> _Required task_
Isolate every line in the data with the string "社会人になって" and copy it.

> _Source records_
'''
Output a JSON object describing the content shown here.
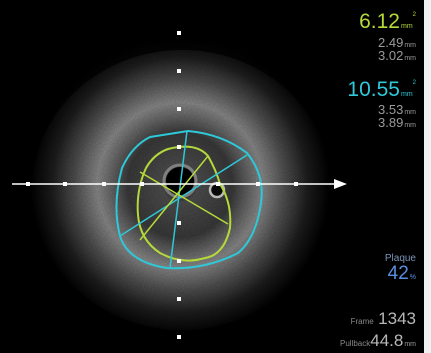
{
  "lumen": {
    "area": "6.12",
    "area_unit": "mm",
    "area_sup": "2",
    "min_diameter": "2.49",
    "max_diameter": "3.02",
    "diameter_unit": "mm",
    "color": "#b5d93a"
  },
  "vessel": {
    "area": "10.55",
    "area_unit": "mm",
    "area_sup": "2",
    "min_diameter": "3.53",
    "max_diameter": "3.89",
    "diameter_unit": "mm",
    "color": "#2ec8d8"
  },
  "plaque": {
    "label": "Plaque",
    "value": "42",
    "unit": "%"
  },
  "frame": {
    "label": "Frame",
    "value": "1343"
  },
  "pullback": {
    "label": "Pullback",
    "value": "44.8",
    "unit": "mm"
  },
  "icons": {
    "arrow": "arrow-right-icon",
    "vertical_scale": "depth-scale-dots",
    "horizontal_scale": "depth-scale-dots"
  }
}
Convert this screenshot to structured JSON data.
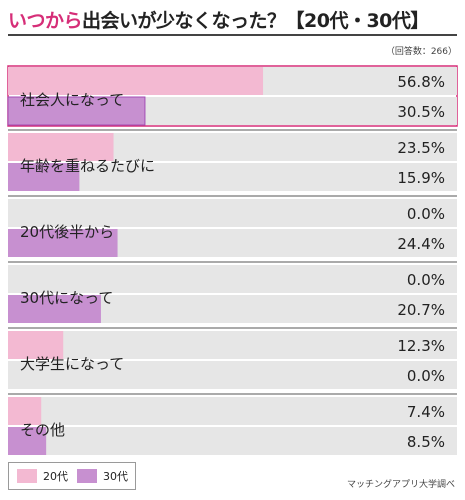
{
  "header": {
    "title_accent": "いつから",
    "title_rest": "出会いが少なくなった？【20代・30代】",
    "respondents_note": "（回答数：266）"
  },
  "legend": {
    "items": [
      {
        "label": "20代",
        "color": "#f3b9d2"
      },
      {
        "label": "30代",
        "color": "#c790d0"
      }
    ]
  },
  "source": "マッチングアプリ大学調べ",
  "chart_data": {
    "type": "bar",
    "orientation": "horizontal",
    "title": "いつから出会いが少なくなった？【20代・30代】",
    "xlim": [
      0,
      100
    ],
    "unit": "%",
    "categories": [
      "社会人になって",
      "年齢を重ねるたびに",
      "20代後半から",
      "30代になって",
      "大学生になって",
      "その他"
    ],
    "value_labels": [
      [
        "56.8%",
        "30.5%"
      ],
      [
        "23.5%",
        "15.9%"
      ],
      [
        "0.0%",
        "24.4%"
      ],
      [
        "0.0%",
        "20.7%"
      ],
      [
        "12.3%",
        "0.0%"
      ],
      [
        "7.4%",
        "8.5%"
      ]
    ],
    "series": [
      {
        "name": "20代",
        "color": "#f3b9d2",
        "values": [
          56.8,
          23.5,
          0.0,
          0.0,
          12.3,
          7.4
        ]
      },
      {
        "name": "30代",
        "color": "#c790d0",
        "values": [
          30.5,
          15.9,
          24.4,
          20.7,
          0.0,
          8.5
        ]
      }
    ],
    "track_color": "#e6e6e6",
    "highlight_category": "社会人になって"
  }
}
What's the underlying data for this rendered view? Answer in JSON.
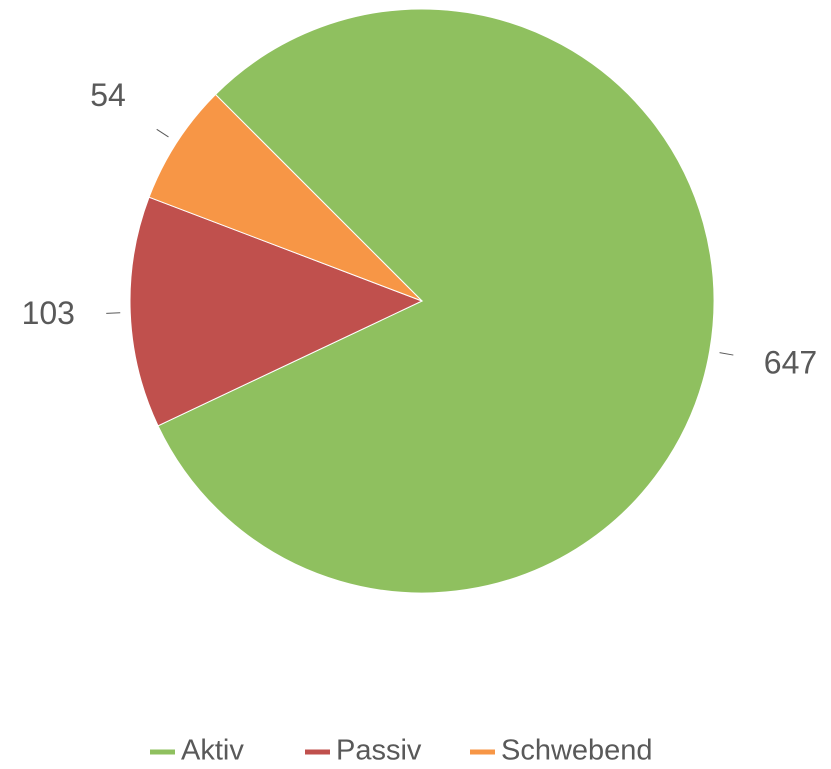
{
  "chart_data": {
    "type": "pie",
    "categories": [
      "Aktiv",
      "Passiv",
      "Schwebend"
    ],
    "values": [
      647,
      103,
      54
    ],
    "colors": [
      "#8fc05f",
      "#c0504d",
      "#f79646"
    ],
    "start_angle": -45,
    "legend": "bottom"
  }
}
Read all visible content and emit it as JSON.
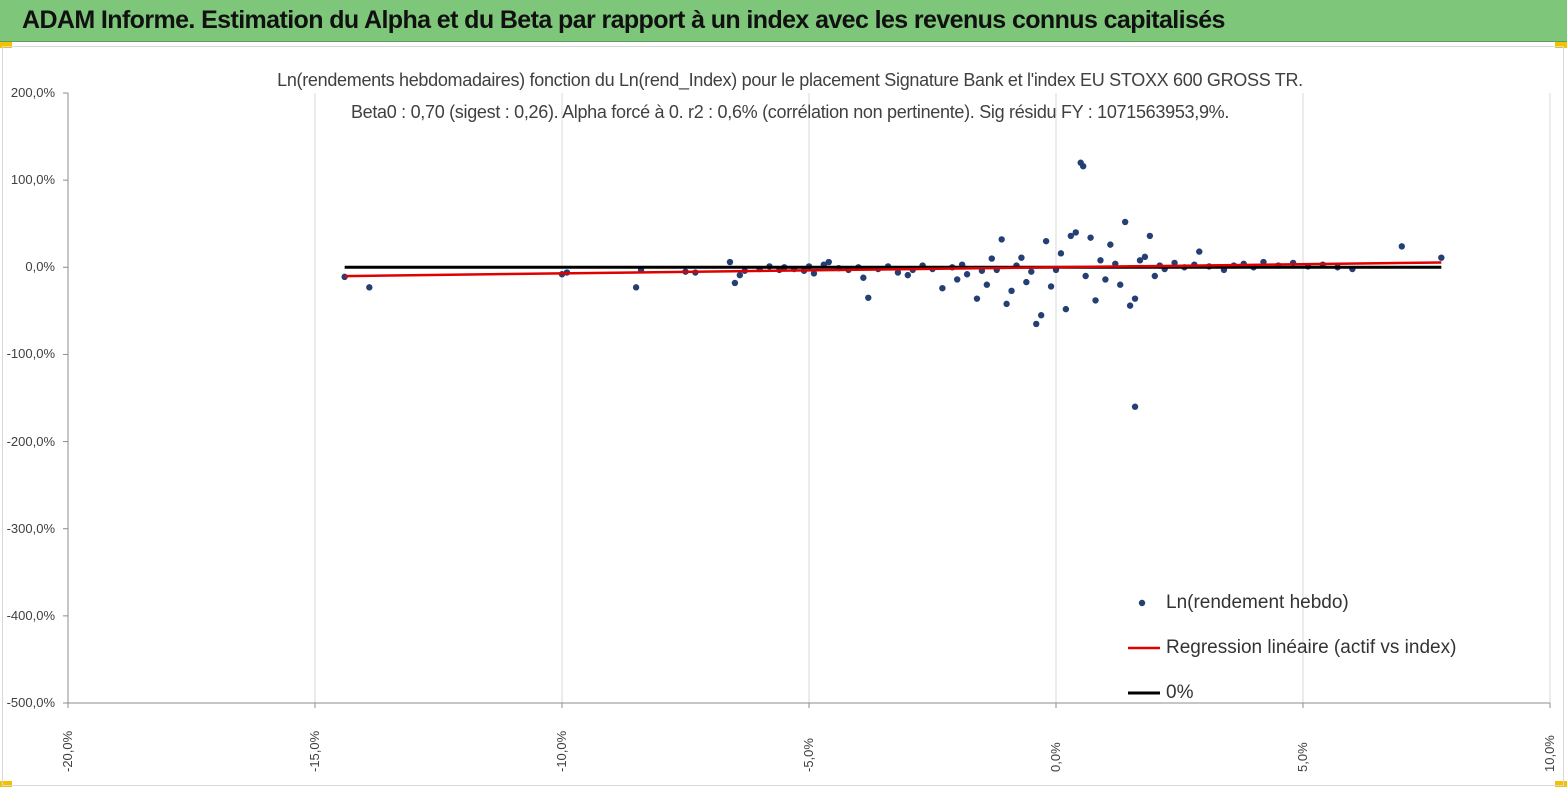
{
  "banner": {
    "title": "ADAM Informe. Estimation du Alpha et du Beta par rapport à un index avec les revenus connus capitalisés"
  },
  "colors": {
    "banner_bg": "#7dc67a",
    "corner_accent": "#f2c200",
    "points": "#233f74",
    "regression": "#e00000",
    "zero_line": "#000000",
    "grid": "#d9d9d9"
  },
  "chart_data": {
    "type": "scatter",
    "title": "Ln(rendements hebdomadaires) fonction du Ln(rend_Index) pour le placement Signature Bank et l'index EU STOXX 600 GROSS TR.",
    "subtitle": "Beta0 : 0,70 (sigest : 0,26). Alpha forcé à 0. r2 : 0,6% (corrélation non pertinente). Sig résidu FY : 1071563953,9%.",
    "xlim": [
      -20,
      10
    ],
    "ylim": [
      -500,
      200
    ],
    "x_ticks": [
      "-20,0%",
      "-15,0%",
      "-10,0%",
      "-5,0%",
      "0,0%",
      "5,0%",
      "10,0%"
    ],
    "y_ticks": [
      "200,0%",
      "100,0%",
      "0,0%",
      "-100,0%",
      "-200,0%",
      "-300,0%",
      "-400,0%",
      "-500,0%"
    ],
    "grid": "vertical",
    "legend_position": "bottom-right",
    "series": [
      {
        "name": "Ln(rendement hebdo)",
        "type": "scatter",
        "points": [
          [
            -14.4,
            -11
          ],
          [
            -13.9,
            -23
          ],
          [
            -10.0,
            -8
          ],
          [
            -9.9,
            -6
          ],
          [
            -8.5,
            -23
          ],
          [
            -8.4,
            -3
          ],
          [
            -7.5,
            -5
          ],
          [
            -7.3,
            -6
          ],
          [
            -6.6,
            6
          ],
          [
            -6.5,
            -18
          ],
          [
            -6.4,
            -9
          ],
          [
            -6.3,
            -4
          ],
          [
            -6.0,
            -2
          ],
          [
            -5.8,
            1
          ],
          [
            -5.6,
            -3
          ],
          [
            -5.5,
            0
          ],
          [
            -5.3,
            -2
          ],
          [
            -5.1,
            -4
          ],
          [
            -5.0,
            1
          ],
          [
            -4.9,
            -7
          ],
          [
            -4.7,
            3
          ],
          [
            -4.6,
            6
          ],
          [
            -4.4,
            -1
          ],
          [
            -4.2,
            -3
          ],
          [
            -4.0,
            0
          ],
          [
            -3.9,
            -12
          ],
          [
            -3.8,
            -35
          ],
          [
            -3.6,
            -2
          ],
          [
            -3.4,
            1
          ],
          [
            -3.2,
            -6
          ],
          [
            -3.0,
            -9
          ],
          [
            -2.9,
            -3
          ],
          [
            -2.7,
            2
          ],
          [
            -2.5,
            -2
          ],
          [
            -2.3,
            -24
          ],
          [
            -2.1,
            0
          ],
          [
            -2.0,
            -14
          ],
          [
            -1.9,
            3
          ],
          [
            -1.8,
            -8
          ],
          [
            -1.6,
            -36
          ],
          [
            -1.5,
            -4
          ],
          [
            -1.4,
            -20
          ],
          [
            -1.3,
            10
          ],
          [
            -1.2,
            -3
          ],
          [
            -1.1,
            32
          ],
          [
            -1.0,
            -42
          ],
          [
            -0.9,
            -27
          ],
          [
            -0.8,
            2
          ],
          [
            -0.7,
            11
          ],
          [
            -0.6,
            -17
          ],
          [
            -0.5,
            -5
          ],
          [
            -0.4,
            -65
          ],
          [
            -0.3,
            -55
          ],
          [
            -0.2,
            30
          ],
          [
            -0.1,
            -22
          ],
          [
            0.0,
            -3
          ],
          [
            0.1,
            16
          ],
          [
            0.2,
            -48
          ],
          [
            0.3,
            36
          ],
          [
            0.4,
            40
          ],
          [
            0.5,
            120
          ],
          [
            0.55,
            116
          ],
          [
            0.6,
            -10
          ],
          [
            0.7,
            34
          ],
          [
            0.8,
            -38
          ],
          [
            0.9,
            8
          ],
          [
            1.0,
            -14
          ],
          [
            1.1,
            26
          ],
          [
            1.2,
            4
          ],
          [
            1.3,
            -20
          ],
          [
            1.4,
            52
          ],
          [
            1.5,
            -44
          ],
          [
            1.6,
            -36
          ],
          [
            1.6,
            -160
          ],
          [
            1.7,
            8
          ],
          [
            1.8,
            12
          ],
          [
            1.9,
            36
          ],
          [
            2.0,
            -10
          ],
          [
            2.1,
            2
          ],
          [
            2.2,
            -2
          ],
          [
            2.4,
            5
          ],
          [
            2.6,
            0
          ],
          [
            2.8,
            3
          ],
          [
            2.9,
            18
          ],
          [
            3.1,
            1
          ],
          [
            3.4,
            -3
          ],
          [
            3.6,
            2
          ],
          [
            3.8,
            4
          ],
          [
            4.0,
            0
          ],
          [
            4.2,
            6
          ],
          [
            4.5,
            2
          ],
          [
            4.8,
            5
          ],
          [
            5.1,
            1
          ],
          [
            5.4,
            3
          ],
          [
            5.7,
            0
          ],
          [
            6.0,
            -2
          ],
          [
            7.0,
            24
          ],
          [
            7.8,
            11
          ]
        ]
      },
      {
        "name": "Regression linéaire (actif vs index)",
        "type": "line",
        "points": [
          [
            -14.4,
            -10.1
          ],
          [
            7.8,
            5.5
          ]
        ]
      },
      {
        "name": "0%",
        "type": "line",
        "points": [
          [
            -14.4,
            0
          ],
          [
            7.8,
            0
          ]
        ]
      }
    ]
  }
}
'''
> _Expected output_
      "社会人になって",
    "highlight_category": "社会人になって"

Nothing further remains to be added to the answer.